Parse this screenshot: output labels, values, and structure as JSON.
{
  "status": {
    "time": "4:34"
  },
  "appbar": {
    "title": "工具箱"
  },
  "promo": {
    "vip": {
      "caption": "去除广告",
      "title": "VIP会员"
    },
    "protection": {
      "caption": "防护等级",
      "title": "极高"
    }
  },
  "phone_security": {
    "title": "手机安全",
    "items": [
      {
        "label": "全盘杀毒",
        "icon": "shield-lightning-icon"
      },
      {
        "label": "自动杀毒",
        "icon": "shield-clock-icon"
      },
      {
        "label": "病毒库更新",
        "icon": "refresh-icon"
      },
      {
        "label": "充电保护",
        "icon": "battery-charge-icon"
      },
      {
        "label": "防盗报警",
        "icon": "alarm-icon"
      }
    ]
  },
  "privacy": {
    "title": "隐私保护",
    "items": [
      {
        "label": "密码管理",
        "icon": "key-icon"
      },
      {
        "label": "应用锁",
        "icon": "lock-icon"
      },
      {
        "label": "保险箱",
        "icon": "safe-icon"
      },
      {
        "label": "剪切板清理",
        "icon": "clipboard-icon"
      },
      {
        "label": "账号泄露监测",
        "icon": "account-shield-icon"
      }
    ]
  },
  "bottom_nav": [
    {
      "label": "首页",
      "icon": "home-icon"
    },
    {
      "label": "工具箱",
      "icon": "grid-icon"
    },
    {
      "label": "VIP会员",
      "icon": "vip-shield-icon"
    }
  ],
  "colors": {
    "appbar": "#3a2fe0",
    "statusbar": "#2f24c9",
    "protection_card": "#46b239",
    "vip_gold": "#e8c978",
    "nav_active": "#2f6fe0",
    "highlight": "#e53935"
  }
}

## Objective
Look through the entries above; copy each line where the string "shield" appears.

## Written solution
        "icon": "shield-lightning-icon"
        "icon": "shield-clock-icon"
        "icon": "account-shield-icon"
      "icon": "vip-shield-icon"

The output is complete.